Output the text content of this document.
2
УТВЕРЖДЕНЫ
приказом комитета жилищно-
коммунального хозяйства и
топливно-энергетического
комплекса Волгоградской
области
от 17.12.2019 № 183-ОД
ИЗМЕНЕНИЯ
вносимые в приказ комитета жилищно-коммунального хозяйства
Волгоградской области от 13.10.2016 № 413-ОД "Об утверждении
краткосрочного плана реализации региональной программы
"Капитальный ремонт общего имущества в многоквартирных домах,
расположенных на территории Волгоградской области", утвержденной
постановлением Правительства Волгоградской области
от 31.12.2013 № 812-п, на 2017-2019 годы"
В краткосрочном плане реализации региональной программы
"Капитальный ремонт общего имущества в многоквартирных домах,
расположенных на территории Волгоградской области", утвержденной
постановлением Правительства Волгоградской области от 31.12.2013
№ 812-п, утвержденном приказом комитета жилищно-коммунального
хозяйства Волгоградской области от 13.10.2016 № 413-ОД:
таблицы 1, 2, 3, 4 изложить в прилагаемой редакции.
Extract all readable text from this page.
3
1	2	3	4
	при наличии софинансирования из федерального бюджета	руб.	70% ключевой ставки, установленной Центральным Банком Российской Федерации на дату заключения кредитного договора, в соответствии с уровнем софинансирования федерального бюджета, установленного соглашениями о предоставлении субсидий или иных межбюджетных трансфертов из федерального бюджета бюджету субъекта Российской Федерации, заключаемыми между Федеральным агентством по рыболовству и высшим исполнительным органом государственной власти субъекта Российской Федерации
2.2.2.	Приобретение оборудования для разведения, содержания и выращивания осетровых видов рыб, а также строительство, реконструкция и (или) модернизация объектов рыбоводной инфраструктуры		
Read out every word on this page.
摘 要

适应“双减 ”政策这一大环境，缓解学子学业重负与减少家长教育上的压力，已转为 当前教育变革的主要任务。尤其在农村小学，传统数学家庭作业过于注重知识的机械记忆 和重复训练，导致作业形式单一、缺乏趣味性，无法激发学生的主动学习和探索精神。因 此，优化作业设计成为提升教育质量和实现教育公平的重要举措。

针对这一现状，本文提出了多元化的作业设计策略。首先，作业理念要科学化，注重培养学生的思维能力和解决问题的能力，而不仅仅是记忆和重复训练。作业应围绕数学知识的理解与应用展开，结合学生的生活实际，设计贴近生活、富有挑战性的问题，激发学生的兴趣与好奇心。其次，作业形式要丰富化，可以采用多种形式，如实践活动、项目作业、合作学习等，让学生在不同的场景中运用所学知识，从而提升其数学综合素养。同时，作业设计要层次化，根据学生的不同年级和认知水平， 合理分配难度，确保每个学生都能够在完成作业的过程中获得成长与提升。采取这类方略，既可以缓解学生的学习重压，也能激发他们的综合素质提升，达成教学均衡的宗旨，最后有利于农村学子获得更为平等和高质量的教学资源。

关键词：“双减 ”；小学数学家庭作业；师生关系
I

┄┄┄┄┄┄

_Directive_.
The records above should be duplicated in full, exactly as given.

_Answer in full_.
Output the text content of this document.
2
УТВЕРЖДЕНЫ
приказом комитета жилищно-
коммунального хозяйства и
топливно-энергетического
комплекса Волгоградской
области
от 17.12.2019 № 183-ОД
ИЗМЕНЕНИЯ
вносимые в приказ комитета жилищно-коммунального хозяйства
Волгоградской области от 13.10.2016 № 413-ОД "Об утверждении
краткосрочного плана реализации региональной программы
"Капитальный ремонт общего имущества в многоквартирных домах,
расположенных на территории Волгоградской области", утвержденной
постановлением Правительства Волгоградской области
от 31.12.2013 № 812-п, на 2017-2019 годы"
В краткосрочном плане реализации региональной программы
"Капитальный ремонт общего имущества в многоквартирных домах,
расположенных на территории Волгоградской области", утвержденной
постановлением Правительства Волгоградской области от 31.12.2013
№ 812-п, утвержденном приказом комитета жилищно-коммунального
хозяйства Волгоградской области от 13.10.2016 № 413-ОД:
таблицы 1, 2, 3, 4 изложить в прилагаемой редакции.
Extract all readable text from this page.
3
1	2	3	4
	при наличии софинансирования из федерального бюджета	руб.	70% ключевой ставки, установленной Центральным Банком Российской Федерации на дату заключения кредитного договора, в соответствии с уровнем софинансирования федерального бюджета, установленного соглашениями о предоставлении субсидий или иных межбюджетных трансфертов из федерального бюджета бюджету субъекта Российской Федерации, заключаемыми между Федеральным агентством по рыболовству и высшим исполнительным органом государственной власти субъекта Российской Федерации
2.2.2.	Приобретение оборудования для разведения, содержания и выращивания осетровых видов рыб, а также строительство, реконструкция и (или) модернизация объектов рыбоводной инфраструктуры		
Read out every word on this page.
摘 要

适应“双减 ”政策这一大环境，缓解学子学业重负与减少家长教育上的压力，已转为 当前教育变革的主要任务。尤其在农村小学，传统数学家庭作业过于注重知识的机械记忆 和重复训练，导致作业形式单一、缺乏趣味性，无法激发学生的主动学习和探索精神。因 此，优化作业设计成为提升教育质量和实现教育公平的重要举措。

针对这一现状，本文提出了多元化的作业设计策略。首先，作业理念要科学化，注重培养学生的思维能力和解决问题的能力，而不仅仅是记忆和重复训练。作业应围绕数学知识的理解与应用展开，结合学生的生活实际，设计贴近生活、富有挑战性的问题，激发学生的兴趣与好奇心。其次，作业形式要丰富化，可以采用多种形式，如实践活动、项目作业、合作学习等，让学生在不同的场景中运用所学知识，从而提升其数学综合素养。同时，作业设计要层次化，根据学生的不同年级和认知水平， 合理分配难度，确保每个学生都能够在完成作业的过程中获得成长与提升。采取这类方略，既可以缓解学生的学习重压，也能激发他们的综合素质提升，达成教学均衡的宗旨，最后有利于农村学子获得更为平等和高质量的教学资源。

关键词：“双减 ”；小学数学家庭作业；师生关系
I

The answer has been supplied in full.